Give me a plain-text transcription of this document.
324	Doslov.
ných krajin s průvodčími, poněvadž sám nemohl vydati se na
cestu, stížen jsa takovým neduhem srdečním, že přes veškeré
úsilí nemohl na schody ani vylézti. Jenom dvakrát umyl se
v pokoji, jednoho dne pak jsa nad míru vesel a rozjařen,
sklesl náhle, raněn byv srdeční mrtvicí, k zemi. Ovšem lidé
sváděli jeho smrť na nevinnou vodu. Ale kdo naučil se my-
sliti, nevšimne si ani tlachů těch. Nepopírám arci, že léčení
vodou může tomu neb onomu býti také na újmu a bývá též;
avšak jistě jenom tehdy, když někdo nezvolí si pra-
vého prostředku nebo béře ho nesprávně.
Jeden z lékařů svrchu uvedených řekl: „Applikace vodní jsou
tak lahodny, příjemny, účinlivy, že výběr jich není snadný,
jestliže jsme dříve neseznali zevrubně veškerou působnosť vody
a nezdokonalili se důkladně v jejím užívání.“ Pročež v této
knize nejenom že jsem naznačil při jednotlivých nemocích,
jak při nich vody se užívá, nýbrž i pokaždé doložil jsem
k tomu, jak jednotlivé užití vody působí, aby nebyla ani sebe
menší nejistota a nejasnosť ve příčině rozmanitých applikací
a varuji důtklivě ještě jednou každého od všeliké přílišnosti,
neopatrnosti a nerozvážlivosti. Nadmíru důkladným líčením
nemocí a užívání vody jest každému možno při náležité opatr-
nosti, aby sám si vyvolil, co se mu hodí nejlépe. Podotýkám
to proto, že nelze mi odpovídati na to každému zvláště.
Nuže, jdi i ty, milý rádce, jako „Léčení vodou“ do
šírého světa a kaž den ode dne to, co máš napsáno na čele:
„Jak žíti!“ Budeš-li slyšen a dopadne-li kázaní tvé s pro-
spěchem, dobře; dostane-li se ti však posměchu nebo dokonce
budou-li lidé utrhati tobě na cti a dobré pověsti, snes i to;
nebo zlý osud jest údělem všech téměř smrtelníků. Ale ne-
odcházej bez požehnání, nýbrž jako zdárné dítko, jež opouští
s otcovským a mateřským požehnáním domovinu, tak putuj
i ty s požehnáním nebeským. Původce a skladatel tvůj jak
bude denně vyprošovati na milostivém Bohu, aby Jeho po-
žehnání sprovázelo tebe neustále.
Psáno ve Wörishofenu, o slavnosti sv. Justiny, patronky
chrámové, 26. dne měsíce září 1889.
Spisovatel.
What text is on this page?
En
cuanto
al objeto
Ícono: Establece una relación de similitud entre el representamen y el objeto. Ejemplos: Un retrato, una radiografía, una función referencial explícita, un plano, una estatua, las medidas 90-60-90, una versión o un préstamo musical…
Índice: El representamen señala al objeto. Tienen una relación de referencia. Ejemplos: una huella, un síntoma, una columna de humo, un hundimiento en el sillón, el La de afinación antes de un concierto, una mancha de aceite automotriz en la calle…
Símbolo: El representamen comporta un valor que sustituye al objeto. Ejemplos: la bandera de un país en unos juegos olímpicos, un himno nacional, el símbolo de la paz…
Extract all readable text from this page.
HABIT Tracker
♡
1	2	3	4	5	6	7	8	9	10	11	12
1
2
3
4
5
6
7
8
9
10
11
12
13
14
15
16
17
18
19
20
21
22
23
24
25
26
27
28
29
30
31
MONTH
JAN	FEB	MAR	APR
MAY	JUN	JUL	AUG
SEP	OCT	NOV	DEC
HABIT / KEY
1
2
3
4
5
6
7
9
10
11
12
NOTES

- - - - -

Give an exact repetition of all the material.

- [FULL ANSWER]
Give me a plain-text transcription of this document.
324	Doslov.
ných krajin s průvodčími, poněvadž sám nemohl vydati se na
cestu, stížen jsa takovým neduhem srdečním, že přes veškeré
úsilí nemohl na schody ani vylézti. Jenom dvakrát umyl se
v pokoji, jednoho dne pak jsa nad míru vesel a rozjařen,
sklesl náhle, raněn byv srdeční mrtvicí, k zemi. Ovšem lidé
sváděli jeho smrť na nevinnou vodu. Ale kdo naučil se my-
sliti, nevšimne si ani tlachů těch. Nepopírám arci, že léčení
vodou může tomu neb onomu býti také na újmu a bývá též;
avšak jistě jenom tehdy, když někdo nezvolí si pra-
vého prostředku nebo béře ho nesprávně.
Jeden z lékařů svrchu uvedených řekl: „Applikace vodní jsou
tak lahodny, příjemny, účinlivy, že výběr jich není snadný,
jestliže jsme dříve neseznali zevrubně veškerou působnosť vody
a nezdokonalili se důkladně v jejím užívání.“ Pročež v této
knize nejenom že jsem naznačil při jednotlivých nemocích,
jak při nich vody se užívá, nýbrž i pokaždé doložil jsem
k tomu, jak jednotlivé užití vody působí, aby nebyla ani sebe
menší nejistota a nejasnosť ve příčině rozmanitých applikací
a varuji důtklivě ještě jednou každého od všeliké přílišnosti,
neopatrnosti a nerozvážlivosti. Nadmíru důkladným líčením
nemocí a užívání vody jest každému možno při náležité opatr-
nosti, aby sám si vyvolil, co se mu hodí nejlépe. Podotýkám
to proto, že nelze mi odpovídati na to každému zvláště.
Nuže, jdi i ty, milý rádce, jako „Léčení vodou“ do
šírého světa a kaž den ode dne to, co máš napsáno na čele:
„Jak žíti!“ Budeš-li slyšen a dopadne-li kázaní tvé s pro-
spěchem, dobře; dostane-li se ti však posměchu nebo dokonce
budou-li lidé utrhati tobě na cti a dobré pověsti, snes i to;
nebo zlý osud jest údělem všech téměř smrtelníků. Ale ne-
odcházej bez požehnání, nýbrž jako zdárné dítko, jež opouští
s otcovským a mateřským požehnáním domovinu, tak putuj
i ty s požehnáním nebeským. Původce a skladatel tvůj jak
bude denně vyprošovati na milostivém Bohu, aby Jeho po-
žehnání sprovázelo tebe neustále.
Psáno ve Wörishofenu, o slavnosti sv. Justiny, patronky
chrámové, 26. dne měsíce září 1889.
Spisovatel.
What text is on this page?
En
cuanto
al objeto
Ícono: Establece una relación de similitud entre el representamen y el objeto. Ejemplos: Un retrato, una radiografía, una función referencial explícita, un plano, una estatua, las medidas 90-60-90, una versión o un préstamo musical…
Índice: El representamen señala al objeto. Tienen una relación de referencia. Ejemplos: una huella, un síntoma, una columna de humo, un hundimiento en el sillón, el La de afinación antes de un concierto, una mancha de aceite automotriz en la calle…
Símbolo: El representamen comporta un valor que sustituye al objeto. Ejemplos: la bandera de un país en unos juegos olímpicos, un himno nacional, el símbolo de la paz…
Extract all readable text from this page.
HABIT Tracker
♡
1	2	3	4	5	6	7	8	9	10	11	12
1
2
3
4
5
6
7
8
9
10
11
12
13
14
15
16
17
18
19
20
21
22
23
24
25
26
27
28
29
30
31
MONTH
JAN	FEB	MAR	APR
MAY	JUN	JUL	AUG
SEP	OCT	NOV	DEC
HABIT / KEY
1
2
3
4
5
6
7
9
10
11
12
NOTES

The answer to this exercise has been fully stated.